(Required task): Look through the material below and count the lines with the string "description". Report only the count.

** Start Input records **

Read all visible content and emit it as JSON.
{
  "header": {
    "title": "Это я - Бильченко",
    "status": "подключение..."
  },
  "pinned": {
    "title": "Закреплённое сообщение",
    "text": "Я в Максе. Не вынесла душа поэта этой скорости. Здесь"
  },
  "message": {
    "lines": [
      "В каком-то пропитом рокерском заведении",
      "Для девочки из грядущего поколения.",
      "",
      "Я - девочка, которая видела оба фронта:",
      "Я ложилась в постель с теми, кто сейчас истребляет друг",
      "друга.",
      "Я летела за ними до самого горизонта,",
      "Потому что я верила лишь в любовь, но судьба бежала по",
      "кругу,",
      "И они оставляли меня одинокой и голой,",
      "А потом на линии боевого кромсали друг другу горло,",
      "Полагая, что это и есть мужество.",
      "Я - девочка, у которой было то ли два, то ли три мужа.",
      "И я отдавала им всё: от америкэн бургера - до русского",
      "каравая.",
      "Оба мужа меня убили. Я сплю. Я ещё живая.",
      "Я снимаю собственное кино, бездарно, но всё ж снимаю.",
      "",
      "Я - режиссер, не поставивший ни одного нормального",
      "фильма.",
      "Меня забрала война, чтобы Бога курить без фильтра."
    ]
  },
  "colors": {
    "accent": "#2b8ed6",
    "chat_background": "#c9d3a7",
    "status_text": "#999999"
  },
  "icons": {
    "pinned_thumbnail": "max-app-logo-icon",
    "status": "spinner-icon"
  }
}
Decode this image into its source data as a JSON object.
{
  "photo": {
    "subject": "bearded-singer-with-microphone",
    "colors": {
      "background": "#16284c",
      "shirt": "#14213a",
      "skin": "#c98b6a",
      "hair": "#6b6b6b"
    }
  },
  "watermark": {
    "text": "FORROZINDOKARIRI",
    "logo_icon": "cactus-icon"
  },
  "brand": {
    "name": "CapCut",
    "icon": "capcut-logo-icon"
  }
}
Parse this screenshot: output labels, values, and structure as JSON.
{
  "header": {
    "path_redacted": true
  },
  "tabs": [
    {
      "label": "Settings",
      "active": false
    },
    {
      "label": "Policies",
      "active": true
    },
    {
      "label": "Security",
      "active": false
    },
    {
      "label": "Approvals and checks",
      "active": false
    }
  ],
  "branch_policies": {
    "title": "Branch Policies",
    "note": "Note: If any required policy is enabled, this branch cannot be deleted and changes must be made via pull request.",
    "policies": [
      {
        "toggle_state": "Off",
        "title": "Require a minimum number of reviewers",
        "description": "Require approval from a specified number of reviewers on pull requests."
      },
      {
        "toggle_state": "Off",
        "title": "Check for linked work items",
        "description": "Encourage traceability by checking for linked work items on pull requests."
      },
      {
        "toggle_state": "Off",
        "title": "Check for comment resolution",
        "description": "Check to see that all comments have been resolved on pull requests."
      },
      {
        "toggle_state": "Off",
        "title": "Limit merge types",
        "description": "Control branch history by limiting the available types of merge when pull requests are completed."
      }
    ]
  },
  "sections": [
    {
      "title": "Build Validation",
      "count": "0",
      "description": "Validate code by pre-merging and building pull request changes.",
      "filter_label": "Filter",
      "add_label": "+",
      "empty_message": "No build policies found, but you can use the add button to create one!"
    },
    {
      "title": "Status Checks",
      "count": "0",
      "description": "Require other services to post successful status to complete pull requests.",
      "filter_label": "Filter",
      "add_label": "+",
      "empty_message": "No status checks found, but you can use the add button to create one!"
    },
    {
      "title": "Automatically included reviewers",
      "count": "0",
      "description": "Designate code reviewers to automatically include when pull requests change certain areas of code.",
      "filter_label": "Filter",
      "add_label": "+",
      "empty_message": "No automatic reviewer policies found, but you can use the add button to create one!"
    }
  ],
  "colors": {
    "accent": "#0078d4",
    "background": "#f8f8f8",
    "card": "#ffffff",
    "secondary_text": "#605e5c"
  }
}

** End Input records **

(Reply to the exercise): 7